--- Begin The data ---

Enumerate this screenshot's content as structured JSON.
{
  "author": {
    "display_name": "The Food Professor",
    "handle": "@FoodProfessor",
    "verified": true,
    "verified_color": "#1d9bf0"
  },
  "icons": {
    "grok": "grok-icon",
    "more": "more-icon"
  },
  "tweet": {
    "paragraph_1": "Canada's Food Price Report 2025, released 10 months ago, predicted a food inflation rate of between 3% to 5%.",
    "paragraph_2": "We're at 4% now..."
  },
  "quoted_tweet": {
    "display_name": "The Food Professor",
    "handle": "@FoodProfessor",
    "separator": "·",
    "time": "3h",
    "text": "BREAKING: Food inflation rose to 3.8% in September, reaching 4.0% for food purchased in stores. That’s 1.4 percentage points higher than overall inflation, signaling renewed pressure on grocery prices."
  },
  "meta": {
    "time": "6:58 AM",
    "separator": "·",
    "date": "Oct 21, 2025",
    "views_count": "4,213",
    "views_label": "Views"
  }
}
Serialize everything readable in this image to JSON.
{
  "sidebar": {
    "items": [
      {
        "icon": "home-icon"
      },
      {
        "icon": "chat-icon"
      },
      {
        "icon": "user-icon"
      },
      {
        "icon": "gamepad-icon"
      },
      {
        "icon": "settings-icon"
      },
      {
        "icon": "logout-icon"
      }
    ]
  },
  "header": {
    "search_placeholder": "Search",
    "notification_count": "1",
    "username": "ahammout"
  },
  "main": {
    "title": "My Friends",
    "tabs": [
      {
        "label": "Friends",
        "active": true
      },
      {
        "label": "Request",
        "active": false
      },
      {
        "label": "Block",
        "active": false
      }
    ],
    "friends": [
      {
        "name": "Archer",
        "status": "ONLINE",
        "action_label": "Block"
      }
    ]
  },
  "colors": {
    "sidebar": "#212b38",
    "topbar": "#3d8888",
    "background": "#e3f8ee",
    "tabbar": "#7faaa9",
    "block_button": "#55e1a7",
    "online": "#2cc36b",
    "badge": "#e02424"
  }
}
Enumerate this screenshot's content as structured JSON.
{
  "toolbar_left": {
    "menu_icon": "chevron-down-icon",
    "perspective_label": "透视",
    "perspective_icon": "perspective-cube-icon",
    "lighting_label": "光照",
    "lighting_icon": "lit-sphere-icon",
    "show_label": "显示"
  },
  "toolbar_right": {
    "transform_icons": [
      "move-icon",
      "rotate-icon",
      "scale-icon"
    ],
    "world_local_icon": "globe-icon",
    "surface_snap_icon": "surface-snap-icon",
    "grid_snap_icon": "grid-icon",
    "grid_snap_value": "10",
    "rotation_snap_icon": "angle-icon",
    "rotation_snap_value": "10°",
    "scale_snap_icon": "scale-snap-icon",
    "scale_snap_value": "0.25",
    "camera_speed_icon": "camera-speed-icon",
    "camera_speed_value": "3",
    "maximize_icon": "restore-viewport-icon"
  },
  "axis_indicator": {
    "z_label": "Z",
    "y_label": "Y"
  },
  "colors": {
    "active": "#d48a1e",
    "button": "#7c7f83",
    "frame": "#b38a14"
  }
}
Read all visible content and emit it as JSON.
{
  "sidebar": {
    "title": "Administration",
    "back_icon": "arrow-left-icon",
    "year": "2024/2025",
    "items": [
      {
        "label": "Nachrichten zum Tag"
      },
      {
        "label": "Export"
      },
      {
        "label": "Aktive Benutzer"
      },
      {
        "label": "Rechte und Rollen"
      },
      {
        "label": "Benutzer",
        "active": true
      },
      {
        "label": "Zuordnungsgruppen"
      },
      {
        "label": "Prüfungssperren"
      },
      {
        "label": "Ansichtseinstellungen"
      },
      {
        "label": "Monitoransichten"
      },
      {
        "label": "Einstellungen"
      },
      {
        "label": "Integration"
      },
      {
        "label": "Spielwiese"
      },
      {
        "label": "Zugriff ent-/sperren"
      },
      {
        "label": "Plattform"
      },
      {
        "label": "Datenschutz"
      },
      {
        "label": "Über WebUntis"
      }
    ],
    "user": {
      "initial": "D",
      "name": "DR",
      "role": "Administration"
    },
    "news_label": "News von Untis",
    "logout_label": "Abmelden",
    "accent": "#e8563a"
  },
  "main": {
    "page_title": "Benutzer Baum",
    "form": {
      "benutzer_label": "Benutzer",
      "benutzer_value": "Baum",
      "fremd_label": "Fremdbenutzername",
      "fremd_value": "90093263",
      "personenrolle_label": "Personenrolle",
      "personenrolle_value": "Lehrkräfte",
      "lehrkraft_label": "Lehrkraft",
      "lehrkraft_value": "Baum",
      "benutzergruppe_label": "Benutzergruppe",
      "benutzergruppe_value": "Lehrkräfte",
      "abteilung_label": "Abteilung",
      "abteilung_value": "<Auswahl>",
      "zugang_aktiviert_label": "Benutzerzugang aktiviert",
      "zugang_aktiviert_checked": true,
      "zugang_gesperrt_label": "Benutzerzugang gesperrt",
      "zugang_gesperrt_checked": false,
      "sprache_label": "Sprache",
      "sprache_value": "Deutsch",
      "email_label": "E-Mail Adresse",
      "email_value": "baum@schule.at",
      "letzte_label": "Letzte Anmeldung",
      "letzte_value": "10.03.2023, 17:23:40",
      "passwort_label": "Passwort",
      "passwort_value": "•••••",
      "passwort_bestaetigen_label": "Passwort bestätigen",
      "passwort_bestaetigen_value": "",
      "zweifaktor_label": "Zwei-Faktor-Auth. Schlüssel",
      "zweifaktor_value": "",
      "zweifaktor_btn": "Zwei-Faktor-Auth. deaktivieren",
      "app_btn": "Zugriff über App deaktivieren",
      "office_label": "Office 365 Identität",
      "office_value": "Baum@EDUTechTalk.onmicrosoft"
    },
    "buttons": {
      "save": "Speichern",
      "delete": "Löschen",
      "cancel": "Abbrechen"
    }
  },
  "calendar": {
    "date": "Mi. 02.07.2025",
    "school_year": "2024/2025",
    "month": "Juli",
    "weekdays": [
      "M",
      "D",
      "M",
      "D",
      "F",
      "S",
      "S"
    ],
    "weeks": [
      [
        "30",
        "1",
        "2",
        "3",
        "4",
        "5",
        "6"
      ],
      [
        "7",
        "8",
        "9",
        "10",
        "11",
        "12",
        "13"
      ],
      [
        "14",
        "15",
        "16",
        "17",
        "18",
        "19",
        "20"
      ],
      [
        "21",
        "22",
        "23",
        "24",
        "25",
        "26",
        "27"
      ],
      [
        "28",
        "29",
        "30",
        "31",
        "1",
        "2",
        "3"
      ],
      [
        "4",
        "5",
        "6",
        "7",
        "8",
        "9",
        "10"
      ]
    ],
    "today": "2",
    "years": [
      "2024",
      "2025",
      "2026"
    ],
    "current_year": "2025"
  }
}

--- End The data ---

**Exercise requirements:** Write the entries again, exactly as they stand.

**Solution to the exercise:**
Enumerate this screenshot's content as structured JSON.
{
  "author": {
    "display_name": "The Food Professor",
    "handle": "@FoodProfessor",
    "verified": true,
    "verified_color": "#1d9bf0"
  },
  "icons": {
    "grok": "grok-icon",
    "more": "more-icon"
  },
  "tweet": {
    "paragraph_1": "Canada's Food Price Report 2025, released 10 months ago, predicted a food inflation rate of between 3% to 5%.",
    "paragraph_2": "We're at 4% now..."
  },
  "quoted_tweet": {
    "display_name": "The Food Professor",
    "handle": "@FoodProfessor",
    "separator": "·",
    "time": "3h",
    "text": "BREAKING: Food inflation rose to 3.8% in September, reaching 4.0% for food purchased in stores. That’s 1.4 percentage points higher than overall inflation, signaling renewed pressure on grocery prices."
  },
  "meta": {
    "time": "6:58 AM",
    "separator": "·",
    "date": "Oct 21, 2025",
    "views_count": "4,213",
    "views_label": "Views"
  }
}
Serialize everything readable in this image to JSON.
{
  "sidebar": {
    "items": [
      {
        "icon": "home-icon"
      },
      {
        "icon": "chat-icon"
      },
      {
        "icon": "user-icon"
      },
      {
        "icon": "gamepad-icon"
      },
      {
        "icon": "settings-icon"
      },
      {
        "icon": "logout-icon"
      }
    ]
  },
  "header": {
    "search_placeholder": "Search",
    "notification_count": "1",
    "username": "ahammout"
  },
  "main": {
    "title": "My Friends",
    "tabs": [
      {
        "label": "Friends",
        "active": true
      },
      {
        "label": "Request",
        "active": false
      },
      {
        "label": "Block",
        "active": false
      }
    ],
    "friends": [
      {
        "name": "Archer",
        "status": "ONLINE",
        "action_label": "Block"
      }
    ]
  },
  "colors": {
    "sidebar": "#212b38",
    "topbar": "#3d8888",
    "background": "#e3f8ee",
    "tabbar": "#7faaa9",
    "block_button": "#55e1a7",
    "online": "#2cc36b",
    "badge": "#e02424"
  }
}
Enumerate this screenshot's content as structured JSON.
{
  "toolbar_left": {
    "menu_icon": "chevron-down-icon",
    "perspective_label": "透视",
    "perspective_icon": "perspective-cube-icon",
    "lighting_label": "光照",
    "lighting_icon": "lit-sphere-icon",
    "show_label": "显示"
  },
  "toolbar_right": {
    "transform_icons": [
      "move-icon",
      "rotate-icon",
      "scale-icon"
    ],
    "world_local_icon": "globe-icon",
    "surface_snap_icon": "surface-snap-icon",
    "grid_snap_icon": "grid-icon",
    "grid_snap_value": "10",
    "rotation_snap_icon": "angle-icon",
    "rotation_snap_value": "10°",
    "scale_snap_icon": "scale-snap-icon",
    "scale_snap_value": "0.25",
    "camera_speed_icon": "camera-speed-icon",
    "camera_speed_value": "3",
    "maximize_icon": "restore-viewport-icon"
  },
  "axis_indicator": {
    "z_label": "Z",
    "y_label": "Y"
  },
  "colors": {
    "active": "#d48a1e",
    "button": "#7c7f83",
    "frame": "#b38a14"
  }
}
Read all visible content and emit it as JSON.
{
  "sidebar": {
    "title": "Administration",
    "back_icon": "arrow-left-icon",
    "year": "2024/2025",
    "items": [
      {
        "label": "Nachrichten zum Tag"
      },
      {
        "label": "Export"
      },
      {
        "label": "Aktive Benutzer"
      },
      {
        "label": "Rechte und Rollen"
      },
      {
        "label": "Benutzer",
        "active": true
      },
      {
        "label": "Zuordnungsgruppen"
      },
      {
        "label": "Prüfungssperren"
      },
      {
        "label": "Ansichtseinstellungen"
      },
      {
        "label": "Monitoransichten"
      },
      {
        "label": "Einstellungen"
      },
      {
        "label": "Integration"
      },
      {
        "label": "Spielwiese"
      },
      {
        "label": "Zugriff ent-/sperren"
      },
      {
        "label": "Plattform"
      },
      {
        "label": "Datenschutz"
      },
      {
        "label": "Über WebUntis"
      }
    ],
    "user": {
      "initial": "D",
      "name": "DR",
      "role": "Administration"
    },
    "news_label": "News von Untis",
    "logout_label": "Abmelden",
    "accent": "#e8563a"
  },
  "main": {
    "page_title": "Benutzer Baum",
    "form": {
      "benutzer_label": "Benutzer",
      "benutzer_value": "Baum",
      "fremd_label": "Fremdbenutzername",
      "fremd_value": "90093263",
      "personenrolle_label": "Personenrolle",
      "personenrolle_value": "Lehrkräfte",
      "lehrkraft_label": "Lehrkraft",
      "lehrkraft_value": "Baum",
      "benutzergruppe_label": "Benutzergruppe",
      "benutzergruppe_value": "Lehrkräfte",
      "abteilung_label": "Abteilung",
      "abteilung_value": "<Auswahl>",
      "zugang_aktiviert_label": "Benutzerzugang aktiviert",
      "zugang_aktiviert_checked": true,
      "zugang_gesperrt_label": "Benutzerzugang gesperrt",
      "zugang_gesperrt_checked": false,
      "sprache_label": "Sprache",
      "sprache_value": "Deutsch",
      "email_label": "E-Mail Adresse",
      "email_value": "baum@schule.at",
      "letzte_label": "Letzte Anmeldung",
      "letzte_value": "10.03.2023, 17:23:40",
      "passwort_label": "Passwort",
      "passwort_value": "•••••",
      "passwort_bestaetigen_label": "Passwort bestätigen",
      "passwort_bestaetigen_value": "",
      "zweifaktor_label": "Zwei-Faktor-Auth. Schlüssel",
      "zweifaktor_value": "",
      "zweifaktor_btn": "Zwei-Faktor-Auth. deaktivieren",
      "app_btn": "Zugriff über App deaktivieren",
      "office_label": "Office 365 Identität",
      "office_value": "Baum@EDUTechTalk.onmicrosoft"
    },
    "buttons": {
      "save": "Speichern",
      "delete": "Löschen",
      "cancel": "Abbrechen"
    }
  },
  "calendar": {
    "date": "Mi. 02.07.2025",
    "school_year": "2024/2025",
    "month": "Juli",
    "weekdays": [
      "M",
      "D",
      "M",
      "D",
      "F",
      "S",
      "S"
    ],
    "weeks": [
      [
        "30",
        "1",
        "2",
        "3",
        "4",
        "5",
        "6"
      ],
      [
        "7",
        "8",
        "9",
        "10",
        "11",
        "12",
        "13"
      ],
      [
        "14",
        "15",
        "16",
        "17",
        "18",
        "19",
        "20"
      ],
      [
        "21",
        "22",
        "23",
        "24",
        "25",
        "26",
        "27"
      ],
      [
        "28",
        "29",
        "30",
        "31",
        "1",
        "2",
        "3"
      ],
      [
        "4",
        "5",
        "6",
        "7",
        "8",
        "9",
        "10"
      ]
    ],
    "today": "2",
    "years": [
      "2024",
      "2025",
      "2026"
    ],
    "current_year": "2025"
  }
}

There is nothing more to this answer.